Directions for this task
Lines holding the string "Flux" are the ones to copy from this listing.

Listed entries

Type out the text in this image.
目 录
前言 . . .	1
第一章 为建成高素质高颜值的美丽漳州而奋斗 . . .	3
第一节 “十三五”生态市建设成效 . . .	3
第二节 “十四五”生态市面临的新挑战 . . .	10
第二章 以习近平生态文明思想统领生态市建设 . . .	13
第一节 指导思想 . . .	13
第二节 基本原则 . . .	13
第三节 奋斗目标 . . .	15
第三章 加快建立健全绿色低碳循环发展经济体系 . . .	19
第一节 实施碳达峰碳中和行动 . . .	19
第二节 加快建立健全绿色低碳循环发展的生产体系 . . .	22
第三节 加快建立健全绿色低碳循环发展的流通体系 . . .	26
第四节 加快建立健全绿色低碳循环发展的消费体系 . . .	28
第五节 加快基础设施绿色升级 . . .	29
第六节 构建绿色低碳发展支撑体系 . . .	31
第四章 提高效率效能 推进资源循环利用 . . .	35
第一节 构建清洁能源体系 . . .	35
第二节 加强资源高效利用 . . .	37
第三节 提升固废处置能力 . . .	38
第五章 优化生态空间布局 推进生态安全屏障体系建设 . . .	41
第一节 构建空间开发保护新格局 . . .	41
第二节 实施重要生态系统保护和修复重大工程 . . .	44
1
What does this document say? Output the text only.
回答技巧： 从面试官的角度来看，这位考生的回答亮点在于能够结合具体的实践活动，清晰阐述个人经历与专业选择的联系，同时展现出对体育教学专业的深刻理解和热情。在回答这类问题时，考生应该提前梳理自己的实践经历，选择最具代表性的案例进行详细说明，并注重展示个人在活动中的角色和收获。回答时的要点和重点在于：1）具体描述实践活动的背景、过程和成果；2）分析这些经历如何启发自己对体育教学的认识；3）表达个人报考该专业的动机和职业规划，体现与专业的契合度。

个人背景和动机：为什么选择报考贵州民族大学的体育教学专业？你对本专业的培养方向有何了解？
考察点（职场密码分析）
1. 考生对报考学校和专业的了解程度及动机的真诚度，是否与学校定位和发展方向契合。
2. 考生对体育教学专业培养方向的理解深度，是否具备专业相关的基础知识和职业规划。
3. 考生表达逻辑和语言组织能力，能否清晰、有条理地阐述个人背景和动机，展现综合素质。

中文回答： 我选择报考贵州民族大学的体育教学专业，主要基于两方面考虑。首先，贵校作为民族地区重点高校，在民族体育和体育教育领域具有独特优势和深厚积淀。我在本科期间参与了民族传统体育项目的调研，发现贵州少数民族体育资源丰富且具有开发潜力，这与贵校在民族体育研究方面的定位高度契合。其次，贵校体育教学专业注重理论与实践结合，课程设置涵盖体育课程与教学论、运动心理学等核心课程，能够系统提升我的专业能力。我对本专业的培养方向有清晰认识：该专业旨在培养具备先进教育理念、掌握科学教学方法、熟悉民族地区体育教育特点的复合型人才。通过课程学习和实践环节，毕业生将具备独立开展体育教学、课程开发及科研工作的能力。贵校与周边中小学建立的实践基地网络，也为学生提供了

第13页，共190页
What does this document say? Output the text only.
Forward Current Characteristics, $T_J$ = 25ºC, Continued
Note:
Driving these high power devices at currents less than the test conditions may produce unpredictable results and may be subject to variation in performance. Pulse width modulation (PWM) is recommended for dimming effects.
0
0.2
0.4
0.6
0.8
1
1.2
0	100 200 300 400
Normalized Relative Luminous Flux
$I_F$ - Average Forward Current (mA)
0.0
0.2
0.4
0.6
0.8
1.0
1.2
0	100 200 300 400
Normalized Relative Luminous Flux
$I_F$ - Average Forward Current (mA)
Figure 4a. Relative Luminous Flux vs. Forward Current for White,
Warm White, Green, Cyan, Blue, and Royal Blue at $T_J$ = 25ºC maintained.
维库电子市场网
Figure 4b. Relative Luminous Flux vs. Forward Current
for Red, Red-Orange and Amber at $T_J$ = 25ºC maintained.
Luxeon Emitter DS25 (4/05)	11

Reply
Normalized Relative Luminous Flux
Normalized Relative Luminous Flux
Figure 4a. Relative Luminous Flux vs. Forward Current for White,
Figure 4b. Relative Luminous Flux vs. Forward Current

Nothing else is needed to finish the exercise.